Exercise: Quote the passage on Autodesk's acquisitions word for word, starting with "This technology will" and going on through "brings to Inventor.".

Exercise passage:
--- --- ---

This acquisition wasn't too surprising because Autodesk had recently polled its manufacturing customers on technologies that were important to them. Dynamic simulation was ranked as a key technology for helping achieve significant cost reductions and time-to-market improvements, largely by reducing the number of physical prototypes required. Prior to the acquisition, Solid Dynamics' motion products had been available for Autodesk Inventor, SolidWorks and CATIA from Dassault Systèmes, and as a stand-alone version. The version that integrates with Inventor is called MotionInventor.

MotionInventor lets you define the physical environment in which an assembly will operate. You can then simulate the dynamic behavior of a model, analyze the results and refine the design before making any physical prototypes. You can specify mechanical joints between parts with play, dry friction, torque, imposed motion, nonpermanent contact, stiffness, damping, stops, locks and laws of motion.

This technology will complement the FEA (finite-element analysis) stress analysis capability (courtesy of ANSYS) that is currently in Inventor Professional and will round out the overall simulation side of Inventor. I wonder, though, how this acquisition will affect Autodesk's relationship with ANSYS and the FEA functionality that ANSYS brings to Inventor.

Engineering Intent

In the third of the three acquisitions, Autodesk announced it had acquired certain assets -- that is, just the stuff it wanted -- of Engineering Intent, based in Medfield, Massachusetts. The company provides ETO (engineer-to-order) software and services. According to Autodesk, the intent of this acquisition was to help address the growing demand for mass customization -- that is, efficiently delivering end products uniquely designed and configured for individual customers. Again, neither company would disclose financial details of the deal, nor the parts of Engineering Intent that were left out of it.

--- --- ---

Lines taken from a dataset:
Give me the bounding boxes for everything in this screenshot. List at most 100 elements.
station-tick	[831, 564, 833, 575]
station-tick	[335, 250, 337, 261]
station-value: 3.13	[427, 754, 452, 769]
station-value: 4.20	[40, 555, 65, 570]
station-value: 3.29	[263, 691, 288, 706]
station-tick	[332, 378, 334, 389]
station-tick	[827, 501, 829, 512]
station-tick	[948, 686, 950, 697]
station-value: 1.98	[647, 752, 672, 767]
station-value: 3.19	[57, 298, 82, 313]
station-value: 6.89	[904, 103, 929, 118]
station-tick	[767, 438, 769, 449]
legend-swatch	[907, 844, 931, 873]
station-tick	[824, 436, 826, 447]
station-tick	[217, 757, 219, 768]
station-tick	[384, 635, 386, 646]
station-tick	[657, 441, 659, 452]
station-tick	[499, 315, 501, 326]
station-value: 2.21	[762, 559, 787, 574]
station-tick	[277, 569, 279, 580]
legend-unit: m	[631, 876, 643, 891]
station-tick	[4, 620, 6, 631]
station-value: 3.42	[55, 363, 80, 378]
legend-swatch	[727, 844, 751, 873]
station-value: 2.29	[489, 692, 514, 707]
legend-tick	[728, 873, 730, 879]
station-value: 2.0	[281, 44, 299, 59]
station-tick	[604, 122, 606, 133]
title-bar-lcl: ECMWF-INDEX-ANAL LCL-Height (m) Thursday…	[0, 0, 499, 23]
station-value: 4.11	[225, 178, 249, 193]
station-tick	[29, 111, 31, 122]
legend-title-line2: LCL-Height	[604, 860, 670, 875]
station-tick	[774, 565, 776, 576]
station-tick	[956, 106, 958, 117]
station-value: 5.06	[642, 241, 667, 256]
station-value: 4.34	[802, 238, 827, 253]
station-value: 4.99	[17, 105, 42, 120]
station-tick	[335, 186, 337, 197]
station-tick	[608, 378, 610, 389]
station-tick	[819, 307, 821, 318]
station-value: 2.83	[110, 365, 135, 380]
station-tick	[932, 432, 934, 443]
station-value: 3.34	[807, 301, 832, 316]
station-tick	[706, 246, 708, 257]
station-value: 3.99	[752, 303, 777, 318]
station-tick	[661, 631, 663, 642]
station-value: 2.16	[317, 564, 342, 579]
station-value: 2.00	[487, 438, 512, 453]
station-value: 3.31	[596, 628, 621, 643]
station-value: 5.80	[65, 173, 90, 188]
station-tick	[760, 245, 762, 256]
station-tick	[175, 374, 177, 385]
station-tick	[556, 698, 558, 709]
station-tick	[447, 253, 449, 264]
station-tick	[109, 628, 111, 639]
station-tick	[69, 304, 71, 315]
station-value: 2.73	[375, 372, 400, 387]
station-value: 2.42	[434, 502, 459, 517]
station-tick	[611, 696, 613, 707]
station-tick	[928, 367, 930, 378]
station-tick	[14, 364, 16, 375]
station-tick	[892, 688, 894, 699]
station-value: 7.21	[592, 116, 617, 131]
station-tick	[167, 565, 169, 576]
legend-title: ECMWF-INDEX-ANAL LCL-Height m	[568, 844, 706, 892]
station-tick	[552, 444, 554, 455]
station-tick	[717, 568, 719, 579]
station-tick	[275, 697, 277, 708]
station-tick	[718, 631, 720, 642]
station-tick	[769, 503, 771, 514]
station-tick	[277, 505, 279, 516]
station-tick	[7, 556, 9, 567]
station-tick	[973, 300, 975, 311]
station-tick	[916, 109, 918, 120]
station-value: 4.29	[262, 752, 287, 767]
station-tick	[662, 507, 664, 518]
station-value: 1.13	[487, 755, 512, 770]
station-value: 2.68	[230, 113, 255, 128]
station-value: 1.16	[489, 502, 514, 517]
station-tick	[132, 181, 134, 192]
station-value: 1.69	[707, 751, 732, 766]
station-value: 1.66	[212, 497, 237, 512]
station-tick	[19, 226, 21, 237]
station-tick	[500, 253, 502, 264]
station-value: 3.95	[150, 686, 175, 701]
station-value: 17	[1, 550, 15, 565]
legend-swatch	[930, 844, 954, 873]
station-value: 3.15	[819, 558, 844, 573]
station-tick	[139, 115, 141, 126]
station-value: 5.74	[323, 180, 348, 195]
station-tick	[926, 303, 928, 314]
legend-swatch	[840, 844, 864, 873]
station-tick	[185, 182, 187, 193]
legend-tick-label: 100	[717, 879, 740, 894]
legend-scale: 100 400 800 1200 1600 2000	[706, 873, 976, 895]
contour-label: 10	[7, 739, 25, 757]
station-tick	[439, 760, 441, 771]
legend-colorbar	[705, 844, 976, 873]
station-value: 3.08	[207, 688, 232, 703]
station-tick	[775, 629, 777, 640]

--- --- ---

Written solution:
This technology will complement the FEA (finite-element analysis) stress analysis capability (courtesy of ANSYS) that is currently in Inventor Professional and will round out the overall simulation side of Inventor. I wonder, though, how this acquisition will affect Autodesk's relationship with ANSYS and the FEA functionality that ANSYS brings to Inventor.